◆ **WHAT YOU HAVE TO DO**: Output every record word for word.

◆ **DATA**:
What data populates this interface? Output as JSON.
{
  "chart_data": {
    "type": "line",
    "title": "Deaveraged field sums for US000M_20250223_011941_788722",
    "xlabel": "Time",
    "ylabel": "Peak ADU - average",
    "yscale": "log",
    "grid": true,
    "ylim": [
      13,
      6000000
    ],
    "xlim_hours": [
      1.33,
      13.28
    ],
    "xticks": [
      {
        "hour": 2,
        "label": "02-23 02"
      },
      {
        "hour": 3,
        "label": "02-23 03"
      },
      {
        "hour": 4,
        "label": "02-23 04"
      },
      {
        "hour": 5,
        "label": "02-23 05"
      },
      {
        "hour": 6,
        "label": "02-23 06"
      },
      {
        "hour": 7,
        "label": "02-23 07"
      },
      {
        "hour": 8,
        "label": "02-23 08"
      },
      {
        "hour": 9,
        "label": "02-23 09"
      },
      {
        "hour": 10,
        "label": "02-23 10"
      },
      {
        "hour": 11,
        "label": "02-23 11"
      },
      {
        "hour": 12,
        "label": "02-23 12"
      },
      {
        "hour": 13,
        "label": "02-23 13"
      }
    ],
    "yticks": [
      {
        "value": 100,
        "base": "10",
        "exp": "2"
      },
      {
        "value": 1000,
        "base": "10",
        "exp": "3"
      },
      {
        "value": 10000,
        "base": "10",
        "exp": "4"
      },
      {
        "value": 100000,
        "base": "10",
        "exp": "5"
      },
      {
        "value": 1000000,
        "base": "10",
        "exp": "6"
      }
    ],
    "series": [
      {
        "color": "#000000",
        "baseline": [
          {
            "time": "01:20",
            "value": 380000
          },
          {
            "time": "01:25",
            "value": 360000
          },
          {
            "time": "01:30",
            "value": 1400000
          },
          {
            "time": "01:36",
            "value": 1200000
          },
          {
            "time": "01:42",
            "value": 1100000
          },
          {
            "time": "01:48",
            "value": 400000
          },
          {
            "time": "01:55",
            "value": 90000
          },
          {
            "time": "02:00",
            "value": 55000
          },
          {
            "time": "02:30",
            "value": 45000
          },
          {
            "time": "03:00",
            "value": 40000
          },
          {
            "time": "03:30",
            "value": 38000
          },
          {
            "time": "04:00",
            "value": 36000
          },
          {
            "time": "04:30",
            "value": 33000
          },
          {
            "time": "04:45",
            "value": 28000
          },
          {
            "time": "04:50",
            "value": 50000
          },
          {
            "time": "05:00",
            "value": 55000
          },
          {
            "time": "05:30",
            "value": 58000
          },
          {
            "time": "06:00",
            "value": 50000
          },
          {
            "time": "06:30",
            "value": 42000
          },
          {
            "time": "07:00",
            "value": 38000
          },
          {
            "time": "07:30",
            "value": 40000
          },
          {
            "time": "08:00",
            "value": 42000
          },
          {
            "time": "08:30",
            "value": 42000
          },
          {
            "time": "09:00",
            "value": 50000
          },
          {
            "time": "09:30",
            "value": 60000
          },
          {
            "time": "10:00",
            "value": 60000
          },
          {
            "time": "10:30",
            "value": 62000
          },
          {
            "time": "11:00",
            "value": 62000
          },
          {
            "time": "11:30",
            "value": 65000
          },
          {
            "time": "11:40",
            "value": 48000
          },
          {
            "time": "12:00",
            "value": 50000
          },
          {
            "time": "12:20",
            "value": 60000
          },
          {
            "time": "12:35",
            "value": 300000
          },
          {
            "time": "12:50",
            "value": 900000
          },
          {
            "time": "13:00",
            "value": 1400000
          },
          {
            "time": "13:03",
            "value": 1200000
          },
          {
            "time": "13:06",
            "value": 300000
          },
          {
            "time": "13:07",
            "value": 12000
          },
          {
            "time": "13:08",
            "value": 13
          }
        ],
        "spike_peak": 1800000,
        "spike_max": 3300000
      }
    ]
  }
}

◆ **WRITTEN SOLUTION**:
What data populates this interface? Output as JSON.
{
  "chart_data": {
    "type": "line",
    "title": "Deaveraged field sums for US000M_20250223_011941_788722",
    "xlabel": "Time",
    "ylabel": "Peak ADU - average",
    "yscale": "log",
    "grid": true,
    "ylim": [
      13,
      6000000
    ],
    "xlim_hours": [
      1.33,
      13.28
    ],
    "xticks": [
      {
        "hour": 2,
        "label": "02-23 02"
      },
      {
        "hour": 3,
        "label": "02-23 03"
      },
      {
        "hour": 4,
        "label": "02-23 04"
      },
      {
        "hour": 5,
        "label": "02-23 05"
      },
      {
        "hour": 6,
        "label": "02-23 06"
      },
      {
        "hour": 7,
        "label": "02-23 07"
      },
      {
        "hour": 8,
        "label": "02-23 08"
      },
      {
        "hour": 9,
        "label": "02-23 09"
      },
      {
        "hour": 10,
        "label": "02-23 10"
      },
      {
        "hour": 11,
        "label": "02-23 11"
      },
      {
        "hour": 12,
        "label": "02-23 12"
      },
      {
        "hour": 13,
        "label": "02-23 13"
      }
    ],
    "yticks": [
      {
        "value": 100,
        "base": "10",
        "exp": "2"
      },
      {
        "value": 1000,
        "base": "10",
        "exp": "3"
      },
      {
        "value": 10000,
        "base": "10",
        "exp": "4"
      },
      {
        "value": 100000,
        "base": "10",
        "exp": "5"
      },
      {
        "value": 1000000,
        "base": "10",
        "exp": "6"
      }
    ],
    "series": [
      {
        "color": "#000000",
        "baseline": [
          {
            "time": "01:20",
            "value": 380000
          },
          {
            "time": "01:25",
            "value": 360000
          },
          {
            "time": "01:30",
            "value": 1400000
          },
          {
            "time": "01:36",
            "value": 1200000
          },
          {
            "time": "01:42",
            "value": 1100000
          },
          {
            "time": "01:48",
            "value": 400000
          },
          {
            "time": "01:55",
            "value": 90000
          },
          {
            "time": "02:00",
            "value": 55000
          },
          {
            "time": "02:30",
            "value": 45000
          },
          {
            "time": "03:00",
            "value": 40000
          },
          {
            "time": "03:30",
            "value": 38000
          },
          {
            "time": "04:00",
            "value": 36000
          },
          {
            "time": "04:30",
            "value": 33000
          },
          {
            "time": "04:45",
            "value": 28000
          },
          {
            "time": "04:50",
            "value": 50000
          },
          {
            "time": "05:00",
            "value": 55000
          },
          {
            "time": "05:30",
            "value": 58000
          },
          {
            "time": "06:00",
            "value": 50000
          },
          {
            "time": "06:30",
            "value": 42000
          },
          {
            "time": "07:00",
            "value": 38000
          },
          {
            "time": "07:30",
            "value": 40000
          },
          {
            "time": "08:00",
            "value": 42000
          },
          {
            "time": "08:30",
            "value": 42000
          },
          {
            "time": "09:00",
            "value": 50000
          },
          {
            "time": "09:30",
            "value": 60000
          },
          {
            "time": "10:00",
            "value": 60000
          },
          {
            "time": "10:30",
            "value": 62000
          },
          {
            "time": "11:00",
            "value": 62000
          },
          {
            "time": "11:30",
            "value": 65000
          },
          {
            "time": "11:40",
            "value": 48000
          },
          {
            "time": "12:00",
            "value": 50000
          },
          {
            "time": "12:20",
            "value": 60000
          },
          {
            "time": "12:35",
            "value": 300000
          },
          {
            "time": "12:50",
            "value": 900000
          },
          {
            "time": "13:00",
            "value": 1400000
          },
          {
            "time": "13:03",
            "value": 1200000
          },
          {
            "time": "13:06",
            "value": 300000
          },
          {
            "time": "13:07",
            "value": 12000
          },
          {
            "time": "13:08",
            "value": 13
          }
        ],
        "spike_peak": 1800000,
        "spike_max": 3300000
      }
    ]
  }
}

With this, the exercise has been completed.